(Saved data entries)

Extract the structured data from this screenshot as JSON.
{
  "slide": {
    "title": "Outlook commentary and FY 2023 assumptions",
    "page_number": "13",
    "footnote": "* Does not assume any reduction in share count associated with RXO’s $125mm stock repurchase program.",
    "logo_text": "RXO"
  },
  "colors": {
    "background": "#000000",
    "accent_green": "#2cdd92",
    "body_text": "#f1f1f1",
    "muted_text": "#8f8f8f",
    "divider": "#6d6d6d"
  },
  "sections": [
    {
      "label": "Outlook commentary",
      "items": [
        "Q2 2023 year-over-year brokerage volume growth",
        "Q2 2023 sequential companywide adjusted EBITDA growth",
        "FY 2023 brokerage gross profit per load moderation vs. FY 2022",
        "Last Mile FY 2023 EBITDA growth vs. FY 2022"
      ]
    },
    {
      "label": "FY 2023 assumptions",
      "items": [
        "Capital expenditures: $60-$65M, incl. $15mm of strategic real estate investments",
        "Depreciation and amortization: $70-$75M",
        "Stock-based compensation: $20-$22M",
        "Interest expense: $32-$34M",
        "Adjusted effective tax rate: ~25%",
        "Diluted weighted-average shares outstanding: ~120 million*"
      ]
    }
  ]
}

---

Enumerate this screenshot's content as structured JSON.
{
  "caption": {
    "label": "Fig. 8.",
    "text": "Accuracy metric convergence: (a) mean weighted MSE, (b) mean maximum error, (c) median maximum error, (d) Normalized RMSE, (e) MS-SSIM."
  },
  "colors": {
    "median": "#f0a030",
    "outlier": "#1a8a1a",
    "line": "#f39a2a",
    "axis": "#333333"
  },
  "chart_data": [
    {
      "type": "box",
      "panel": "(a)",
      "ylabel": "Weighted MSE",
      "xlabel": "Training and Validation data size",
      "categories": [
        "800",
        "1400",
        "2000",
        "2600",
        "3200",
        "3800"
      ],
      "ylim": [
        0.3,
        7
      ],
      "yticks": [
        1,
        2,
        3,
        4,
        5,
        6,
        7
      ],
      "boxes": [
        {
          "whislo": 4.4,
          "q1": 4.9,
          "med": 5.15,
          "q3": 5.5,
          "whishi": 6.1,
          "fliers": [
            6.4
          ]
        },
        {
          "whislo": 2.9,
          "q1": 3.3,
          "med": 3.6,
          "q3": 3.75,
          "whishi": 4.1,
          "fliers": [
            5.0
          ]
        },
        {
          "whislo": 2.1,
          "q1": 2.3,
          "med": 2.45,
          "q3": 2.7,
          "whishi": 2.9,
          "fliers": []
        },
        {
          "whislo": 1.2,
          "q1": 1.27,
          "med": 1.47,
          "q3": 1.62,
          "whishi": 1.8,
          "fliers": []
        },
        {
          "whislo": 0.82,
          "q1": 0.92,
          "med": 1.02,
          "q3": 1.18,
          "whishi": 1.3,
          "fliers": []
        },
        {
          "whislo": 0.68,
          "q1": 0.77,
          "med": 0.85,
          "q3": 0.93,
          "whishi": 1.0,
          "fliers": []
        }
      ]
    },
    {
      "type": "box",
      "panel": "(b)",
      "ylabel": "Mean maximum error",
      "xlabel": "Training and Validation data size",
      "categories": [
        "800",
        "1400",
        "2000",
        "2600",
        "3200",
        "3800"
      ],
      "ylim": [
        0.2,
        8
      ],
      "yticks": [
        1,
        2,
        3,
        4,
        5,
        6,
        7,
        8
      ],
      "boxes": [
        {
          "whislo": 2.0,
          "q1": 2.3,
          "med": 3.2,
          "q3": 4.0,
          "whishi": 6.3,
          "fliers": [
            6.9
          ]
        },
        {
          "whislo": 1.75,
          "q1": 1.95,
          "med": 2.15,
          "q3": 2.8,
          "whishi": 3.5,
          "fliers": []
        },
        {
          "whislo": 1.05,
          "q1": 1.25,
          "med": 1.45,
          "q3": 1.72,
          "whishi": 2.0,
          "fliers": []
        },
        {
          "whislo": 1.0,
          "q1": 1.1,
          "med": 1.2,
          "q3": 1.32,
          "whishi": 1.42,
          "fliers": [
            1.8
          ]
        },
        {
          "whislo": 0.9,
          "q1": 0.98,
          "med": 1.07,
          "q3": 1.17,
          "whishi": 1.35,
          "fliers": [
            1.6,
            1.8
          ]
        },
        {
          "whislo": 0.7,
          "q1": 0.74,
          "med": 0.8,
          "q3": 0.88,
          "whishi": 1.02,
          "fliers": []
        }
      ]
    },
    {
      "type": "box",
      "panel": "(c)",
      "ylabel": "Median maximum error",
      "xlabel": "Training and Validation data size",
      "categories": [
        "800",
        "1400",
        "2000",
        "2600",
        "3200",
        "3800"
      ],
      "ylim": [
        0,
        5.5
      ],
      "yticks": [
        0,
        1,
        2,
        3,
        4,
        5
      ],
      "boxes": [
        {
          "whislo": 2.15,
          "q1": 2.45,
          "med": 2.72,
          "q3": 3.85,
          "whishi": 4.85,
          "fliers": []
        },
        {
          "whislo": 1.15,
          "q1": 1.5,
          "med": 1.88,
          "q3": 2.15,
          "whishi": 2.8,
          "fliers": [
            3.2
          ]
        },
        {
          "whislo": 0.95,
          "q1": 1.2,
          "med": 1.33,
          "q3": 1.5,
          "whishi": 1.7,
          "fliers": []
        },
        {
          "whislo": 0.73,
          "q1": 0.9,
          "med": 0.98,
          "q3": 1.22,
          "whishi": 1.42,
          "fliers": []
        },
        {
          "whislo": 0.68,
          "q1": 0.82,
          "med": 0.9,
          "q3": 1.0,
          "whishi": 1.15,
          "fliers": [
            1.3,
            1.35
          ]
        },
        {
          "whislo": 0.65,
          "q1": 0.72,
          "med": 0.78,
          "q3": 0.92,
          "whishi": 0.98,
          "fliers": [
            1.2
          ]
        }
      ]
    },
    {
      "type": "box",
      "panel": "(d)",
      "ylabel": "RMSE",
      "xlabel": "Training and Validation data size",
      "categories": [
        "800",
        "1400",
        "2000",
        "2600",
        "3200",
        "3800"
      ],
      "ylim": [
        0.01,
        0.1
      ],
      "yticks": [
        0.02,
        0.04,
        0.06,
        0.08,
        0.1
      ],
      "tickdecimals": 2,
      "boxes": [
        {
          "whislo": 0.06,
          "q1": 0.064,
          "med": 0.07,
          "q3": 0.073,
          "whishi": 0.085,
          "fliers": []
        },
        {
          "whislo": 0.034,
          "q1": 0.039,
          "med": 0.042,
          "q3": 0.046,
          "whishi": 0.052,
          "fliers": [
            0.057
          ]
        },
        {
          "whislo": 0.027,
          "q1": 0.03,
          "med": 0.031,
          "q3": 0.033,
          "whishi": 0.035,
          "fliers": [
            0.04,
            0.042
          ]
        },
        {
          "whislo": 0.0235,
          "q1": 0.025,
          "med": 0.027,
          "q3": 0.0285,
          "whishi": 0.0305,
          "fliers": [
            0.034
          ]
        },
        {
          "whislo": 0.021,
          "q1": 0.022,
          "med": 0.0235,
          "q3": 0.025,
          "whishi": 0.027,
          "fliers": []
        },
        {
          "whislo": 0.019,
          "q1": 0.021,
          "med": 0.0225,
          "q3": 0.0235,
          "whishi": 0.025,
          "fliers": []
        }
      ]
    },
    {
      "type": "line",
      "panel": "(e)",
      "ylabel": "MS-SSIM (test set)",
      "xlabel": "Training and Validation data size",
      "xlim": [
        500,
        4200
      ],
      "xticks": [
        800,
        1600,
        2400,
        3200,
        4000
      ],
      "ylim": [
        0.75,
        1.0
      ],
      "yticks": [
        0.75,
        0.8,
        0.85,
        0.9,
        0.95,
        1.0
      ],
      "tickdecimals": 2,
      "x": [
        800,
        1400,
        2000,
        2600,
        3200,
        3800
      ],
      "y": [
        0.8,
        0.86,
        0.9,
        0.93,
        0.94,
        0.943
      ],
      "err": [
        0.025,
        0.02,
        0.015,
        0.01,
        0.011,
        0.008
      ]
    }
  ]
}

* * *

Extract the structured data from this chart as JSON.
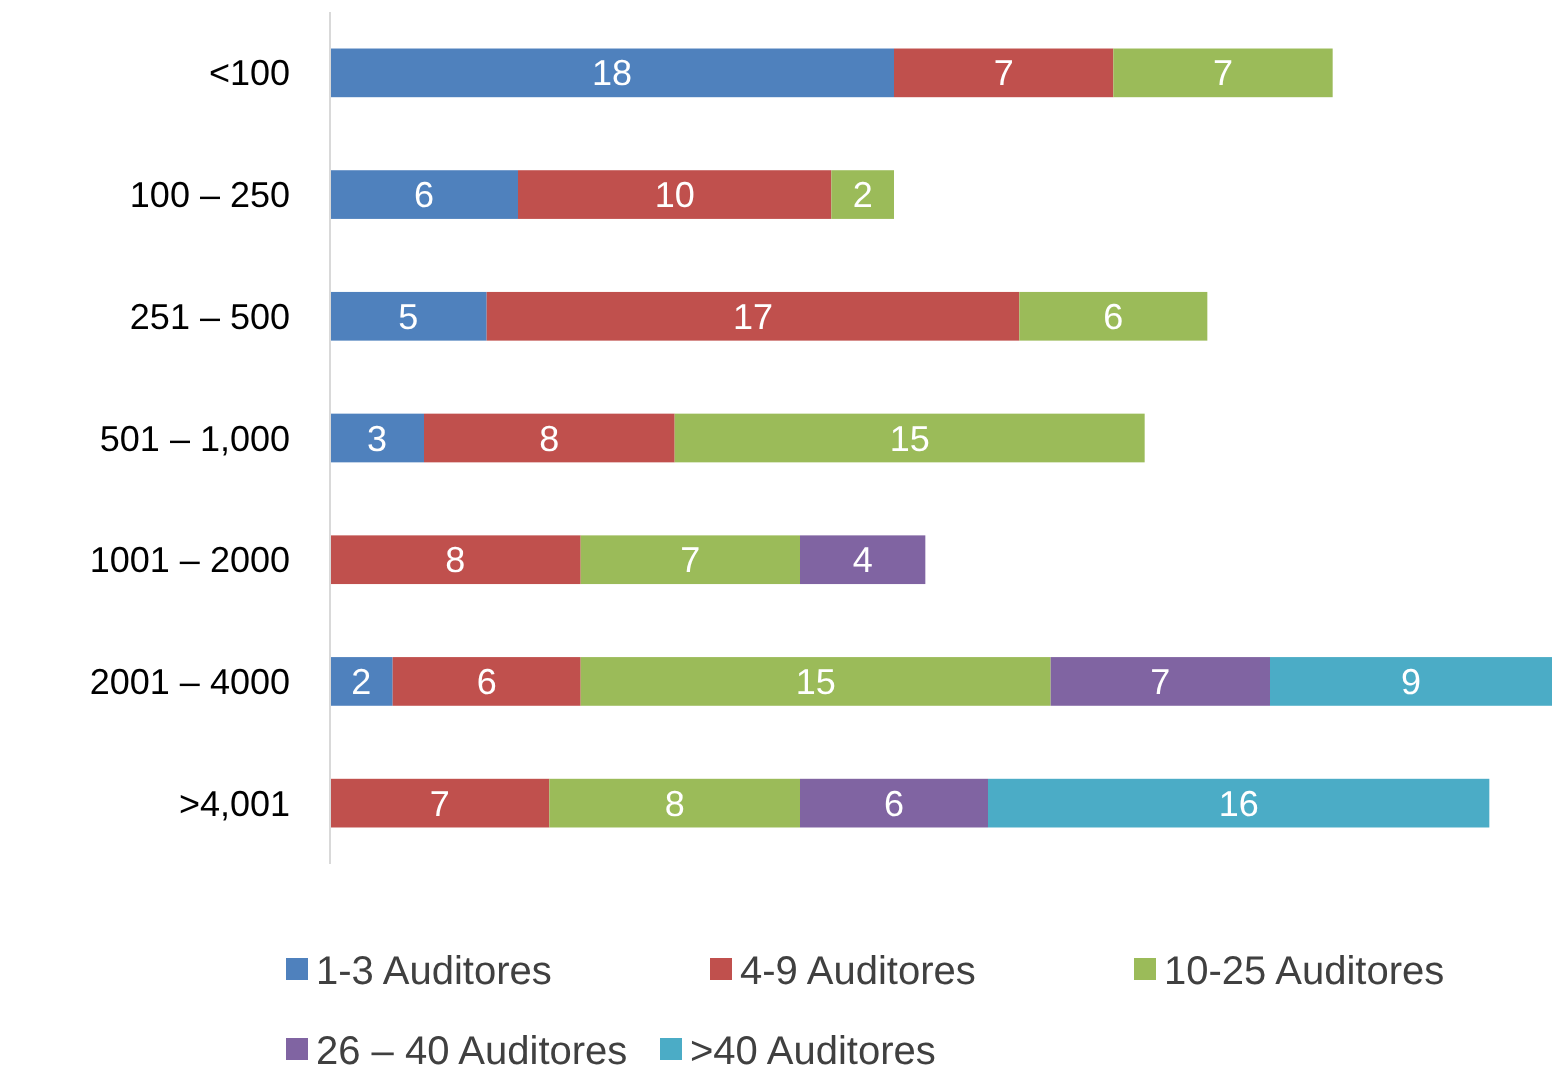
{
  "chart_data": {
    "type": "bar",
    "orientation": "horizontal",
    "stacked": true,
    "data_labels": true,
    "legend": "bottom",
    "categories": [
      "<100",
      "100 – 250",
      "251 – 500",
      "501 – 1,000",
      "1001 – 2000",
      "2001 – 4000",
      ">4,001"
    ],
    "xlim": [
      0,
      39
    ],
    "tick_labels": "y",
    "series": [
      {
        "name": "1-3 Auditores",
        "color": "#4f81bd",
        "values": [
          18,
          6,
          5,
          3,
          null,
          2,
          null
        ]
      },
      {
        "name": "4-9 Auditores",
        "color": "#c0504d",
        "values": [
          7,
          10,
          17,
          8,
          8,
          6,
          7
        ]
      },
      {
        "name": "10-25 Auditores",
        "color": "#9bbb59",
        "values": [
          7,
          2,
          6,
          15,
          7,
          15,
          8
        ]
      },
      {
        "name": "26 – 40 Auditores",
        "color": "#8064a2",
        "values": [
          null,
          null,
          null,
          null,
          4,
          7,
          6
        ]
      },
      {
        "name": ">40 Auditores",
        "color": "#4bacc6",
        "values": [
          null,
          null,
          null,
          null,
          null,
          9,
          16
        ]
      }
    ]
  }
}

> What you need to do
Count how many lines in the data above hold the string "Extract", and give the number with no other words.

> Task answer
2